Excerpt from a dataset
┌──

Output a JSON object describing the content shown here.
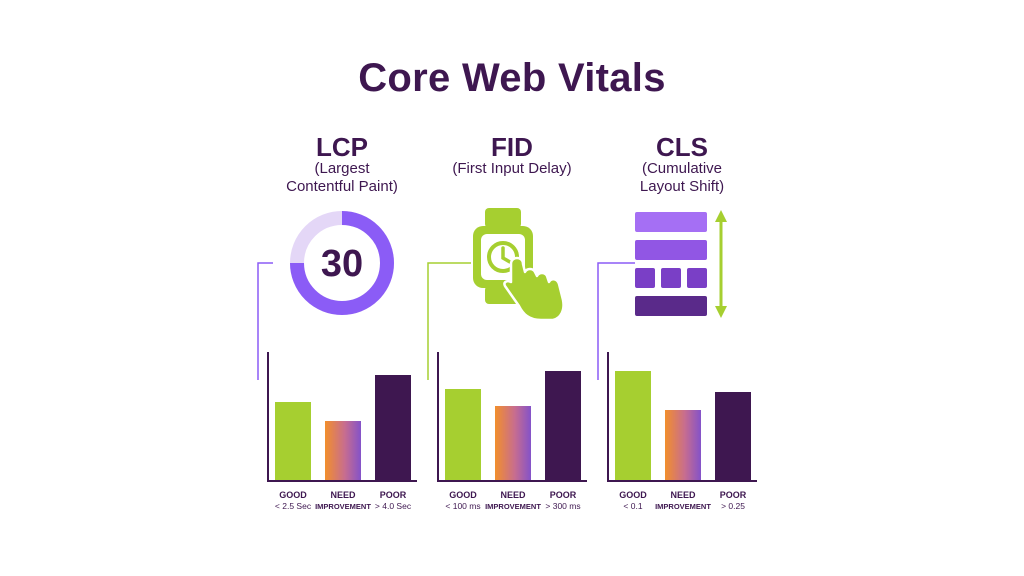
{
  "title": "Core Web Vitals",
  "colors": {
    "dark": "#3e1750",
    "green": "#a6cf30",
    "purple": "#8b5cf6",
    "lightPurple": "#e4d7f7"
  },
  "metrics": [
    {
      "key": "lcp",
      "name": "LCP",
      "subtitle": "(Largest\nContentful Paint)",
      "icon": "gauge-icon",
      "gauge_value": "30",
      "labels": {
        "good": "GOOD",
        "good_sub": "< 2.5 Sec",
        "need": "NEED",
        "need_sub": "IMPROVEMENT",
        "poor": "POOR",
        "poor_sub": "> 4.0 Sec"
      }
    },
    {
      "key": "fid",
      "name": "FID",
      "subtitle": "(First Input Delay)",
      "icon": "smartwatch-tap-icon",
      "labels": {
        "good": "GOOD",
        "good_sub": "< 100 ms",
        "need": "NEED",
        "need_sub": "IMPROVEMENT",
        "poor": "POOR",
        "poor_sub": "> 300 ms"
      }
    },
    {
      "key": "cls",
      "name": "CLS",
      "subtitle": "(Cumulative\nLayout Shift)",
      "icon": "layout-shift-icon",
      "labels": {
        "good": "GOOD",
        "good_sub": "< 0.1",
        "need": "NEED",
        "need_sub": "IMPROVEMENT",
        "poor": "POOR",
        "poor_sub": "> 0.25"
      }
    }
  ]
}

└──

§ What the task asks:
Write out every record above exactly as it stands, but leave out the pictures.

§ Correct result:
Output a JSON object describing the content shown here.
{
  "title": "Core Web Vitals",
  "colors": {
    "dark": "#3e1750",
    "green": "#a6cf30",
    "purple": "#8b5cf6",
    "lightPurple": "#e4d7f7"
  },
  "metrics": [
    {
      "key": "lcp",
      "name": "LCP",
      "subtitle": "(Largest\nContentful Paint)",
      "icon": "gauge-icon",
      "gauge_value": "30",
      "labels": {
        "good": "GOOD",
        "good_sub": "< 2.5 Sec",
        "need": "NEED",
        "need_sub": "IMPROVEMENT",
        "poor": "POOR",
        "poor_sub": "> 4.0 Sec"
      }
    },
    {
      "key": "fid",
      "name": "FID",
      "subtitle": "(First Input Delay)",
      "icon": "smartwatch-tap-icon",
      "labels": {
        "good": "GOOD",
        "good_sub": "< 100 ms",
        "need": "NEED",
        "need_sub": "IMPROVEMENT",
        "poor": "POOR",
        "poor_sub": "> 300 ms"
      }
    },
    {
      "key": "cls",
      "name": "CLS",
      "subtitle": "(Cumulative\nLayout Shift)",
      "icon": "layout-shift-icon",
      "labels": {
        "good": "GOOD",
        "good_sub": "< 0.1",
        "need": "NEED",
        "need_sub": "IMPROVEMENT",
        "poor": "POOR",
        "poor_sub": "> 0.25"
      }
    }
  ]
}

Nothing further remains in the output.